■ GOAL OF THE EXERCISE:
Write down each entry again, exactly as it reads.

■ ENTRIES SUPPLIED:

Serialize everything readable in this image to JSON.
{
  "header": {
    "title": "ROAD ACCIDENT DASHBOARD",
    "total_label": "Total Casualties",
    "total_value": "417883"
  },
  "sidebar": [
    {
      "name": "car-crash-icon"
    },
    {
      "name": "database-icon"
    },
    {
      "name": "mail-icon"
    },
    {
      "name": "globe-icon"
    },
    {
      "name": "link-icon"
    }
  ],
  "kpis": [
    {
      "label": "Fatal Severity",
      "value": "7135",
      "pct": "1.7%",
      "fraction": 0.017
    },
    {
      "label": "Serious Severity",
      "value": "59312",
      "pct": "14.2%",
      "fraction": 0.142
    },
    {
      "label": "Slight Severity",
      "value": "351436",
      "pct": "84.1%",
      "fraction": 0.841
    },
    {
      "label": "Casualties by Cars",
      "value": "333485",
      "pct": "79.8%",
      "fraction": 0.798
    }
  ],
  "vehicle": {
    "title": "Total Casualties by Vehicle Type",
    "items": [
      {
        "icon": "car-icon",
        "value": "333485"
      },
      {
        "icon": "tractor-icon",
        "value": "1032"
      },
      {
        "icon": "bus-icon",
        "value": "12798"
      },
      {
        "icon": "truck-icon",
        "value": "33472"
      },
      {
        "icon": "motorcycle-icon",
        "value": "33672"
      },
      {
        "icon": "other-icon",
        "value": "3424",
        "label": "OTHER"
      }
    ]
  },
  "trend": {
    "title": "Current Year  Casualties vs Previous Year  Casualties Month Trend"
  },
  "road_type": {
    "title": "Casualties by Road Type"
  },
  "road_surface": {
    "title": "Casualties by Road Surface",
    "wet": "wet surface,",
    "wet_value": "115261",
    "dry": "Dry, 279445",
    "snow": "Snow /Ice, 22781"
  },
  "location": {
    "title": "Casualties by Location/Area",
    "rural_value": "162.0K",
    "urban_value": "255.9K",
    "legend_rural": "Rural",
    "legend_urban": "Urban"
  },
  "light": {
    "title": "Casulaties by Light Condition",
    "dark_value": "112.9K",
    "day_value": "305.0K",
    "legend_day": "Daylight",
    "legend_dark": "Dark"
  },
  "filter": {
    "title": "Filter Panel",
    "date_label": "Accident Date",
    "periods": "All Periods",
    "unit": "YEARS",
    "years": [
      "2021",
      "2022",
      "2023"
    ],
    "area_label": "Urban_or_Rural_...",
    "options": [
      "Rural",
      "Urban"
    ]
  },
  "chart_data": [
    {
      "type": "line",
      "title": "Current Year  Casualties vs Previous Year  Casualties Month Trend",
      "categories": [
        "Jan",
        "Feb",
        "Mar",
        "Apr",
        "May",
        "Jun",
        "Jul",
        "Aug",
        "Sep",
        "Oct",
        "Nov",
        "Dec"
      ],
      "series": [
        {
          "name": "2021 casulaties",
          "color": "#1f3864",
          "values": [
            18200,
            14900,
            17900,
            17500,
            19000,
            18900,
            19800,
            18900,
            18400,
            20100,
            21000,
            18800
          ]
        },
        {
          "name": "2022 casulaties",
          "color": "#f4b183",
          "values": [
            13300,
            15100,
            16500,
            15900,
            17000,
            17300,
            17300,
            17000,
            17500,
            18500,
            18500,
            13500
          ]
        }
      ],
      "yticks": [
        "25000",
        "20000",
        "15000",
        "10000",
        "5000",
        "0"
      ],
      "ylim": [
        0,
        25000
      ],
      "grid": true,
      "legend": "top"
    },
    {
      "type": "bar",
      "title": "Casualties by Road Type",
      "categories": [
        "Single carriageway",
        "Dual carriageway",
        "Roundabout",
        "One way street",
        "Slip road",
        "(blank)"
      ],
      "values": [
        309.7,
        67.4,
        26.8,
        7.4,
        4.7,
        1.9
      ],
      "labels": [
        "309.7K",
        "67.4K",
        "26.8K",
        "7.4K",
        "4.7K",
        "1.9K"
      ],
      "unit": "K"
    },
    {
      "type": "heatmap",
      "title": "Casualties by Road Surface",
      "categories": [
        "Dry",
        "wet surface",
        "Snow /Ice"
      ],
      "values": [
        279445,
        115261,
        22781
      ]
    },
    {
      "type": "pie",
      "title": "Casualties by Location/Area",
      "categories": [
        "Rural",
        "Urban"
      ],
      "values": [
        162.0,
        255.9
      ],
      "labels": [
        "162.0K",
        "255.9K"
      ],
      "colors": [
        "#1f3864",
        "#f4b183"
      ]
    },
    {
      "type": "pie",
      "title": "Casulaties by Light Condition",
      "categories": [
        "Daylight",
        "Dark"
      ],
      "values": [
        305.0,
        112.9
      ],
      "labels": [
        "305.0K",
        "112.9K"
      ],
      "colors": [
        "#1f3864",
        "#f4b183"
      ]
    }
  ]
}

■ SOLUTION:
Serialize everything readable in this image to JSON.
{
  "header": {
    "title": "ROAD ACCIDENT DASHBOARD",
    "total_label": "Total Casualties",
    "total_value": "417883"
  },
  "sidebar": [
    {
      "name": "car-crash-icon"
    },
    {
      "name": "database-icon"
    },
    {
      "name": "mail-icon"
    },
    {
      "name": "globe-icon"
    },
    {
      "name": "link-icon"
    }
  ],
  "kpis": [
    {
      "label": "Fatal Severity",
      "value": "7135",
      "pct": "1.7%",
      "fraction": 0.017
    },
    {
      "label": "Serious Severity",
      "value": "59312",
      "pct": "14.2%",
      "fraction": 0.142
    },
    {
      "label": "Slight Severity",
      "value": "351436",
      "pct": "84.1%",
      "fraction": 0.841
    },
    {
      "label": "Casualties by Cars",
      "value": "333485",
      "pct": "79.8%",
      "fraction": 0.798
    }
  ],
  "vehicle": {
    "title": "Total Casualties by Vehicle Type",
    "items": [
      {
        "icon": "car-icon",
        "value": "333485"
      },
      {
        "icon": "tractor-icon",
        "value": "1032"
      },
      {
        "icon": "bus-icon",
        "value": "12798"
      },
      {
        "icon": "truck-icon",
        "value": "33472"
      },
      {
        "icon": "motorcycle-icon",
        "value": "33672"
      },
      {
        "icon": "other-icon",
        "value": "3424",
        "label": "OTHER"
      }
    ]
  },
  "trend": {
    "title": "Current Year  Casualties vs Previous Year  Casualties Month Trend"
  },
  "road_type": {
    "title": "Casualties by Road Type"
  },
  "road_surface": {
    "title": "Casualties by Road Surface",
    "wet": "wet surface,",
    "wet_value": "115261",
    "dry": "Dry, 279445",
    "snow": "Snow /Ice, 22781"
  },
  "location": {
    "title": "Casualties by Location/Area",
    "rural_value": "162.0K",
    "urban_value": "255.9K",
    "legend_rural": "Rural",
    "legend_urban": "Urban"
  },
  "light": {
    "title": "Casulaties by Light Condition",
    "dark_value": "112.9K",
    "day_value": "305.0K",
    "legend_day": "Daylight",
    "legend_dark": "Dark"
  },
  "filter": {
    "title": "Filter Panel",
    "date_label": "Accident Date",
    "periods": "All Periods",
    "unit": "YEARS",
    "years": [
      "2021",
      "2022",
      "2023"
    ],
    "area_label": "Urban_or_Rural_...",
    "options": [
      "Rural",
      "Urban"
    ]
  },
  "chart_data": [
    {
      "type": "line",
      "title": "Current Year  Casualties vs Previous Year  Casualties Month Trend",
      "categories": [
        "Jan",
        "Feb",
        "Mar",
        "Apr",
        "May",
        "Jun",
        "Jul",
        "Aug",
        "Sep",
        "Oct",
        "Nov",
        "Dec"
      ],
      "series": [
        {
          "name": "2021 casulaties",
          "color": "#1f3864",
          "values": [
            18200,
            14900,
            17900,
            17500,
            19000,
            18900,
            19800,
            18900,
            18400,
            20100,
            21000,
            18800
          ]
        },
        {
          "name": "2022 casulaties",
          "color": "#f4b183",
          "values": [
            13300,
            15100,
            16500,
            15900,
            17000,
            17300,
            17300,
            17000,
            17500,
            18500,
            18500,
            13500
          ]
        }
      ],
      "yticks": [
        "25000",
        "20000",
        "15000",
        "10000",
        "5000",
        "0"
      ],
      "ylim": [
        0,
        25000
      ],
      "grid": true,
      "legend": "top"
    },
    {
      "type": "bar",
      "title": "Casualties by Road Type",
      "categories": [
        "Single carriageway",
        "Dual carriageway",
        "Roundabout",
        "One way street",
        "Slip road",
        "(blank)"
      ],
      "values": [
        309.7,
        67.4,
        26.8,
        7.4,
        4.7,
        1.9
      ],
      "labels": [
        "309.7K",
        "67.4K",
        "26.8K",
        "7.4K",
        "4.7K",
        "1.9K"
      ],
      "unit": "K"
    },
    {
      "type": "heatmap",
      "title": "Casualties by Road Surface",
      "categories": [
        "Dry",
        "wet surface",
        "Snow /Ice"
      ],
      "values": [
        279445,
        115261,
        22781
      ]
    },
    {
      "type": "pie",
      "title": "Casualties by Location/Area",
      "categories": [
        "Rural",
        "Urban"
      ],
      "values": [
        162.0,
        255.9
      ],
      "labels": [
        "162.0K",
        "255.9K"
      ],
      "colors": [
        "#1f3864",
        "#f4b183"
      ]
    },
    {
      "type": "pie",
      "title": "Casulaties by Light Condition",
      "categories": [
        "Daylight",
        "Dark"
      ],
      "values": [
        305.0,
        112.9
      ],
      "labels": [
        "305.0K",
        "112.9K"
      ],
      "colors": [
        "#1f3864",
        "#f4b183"
      ]
    }
  ]
}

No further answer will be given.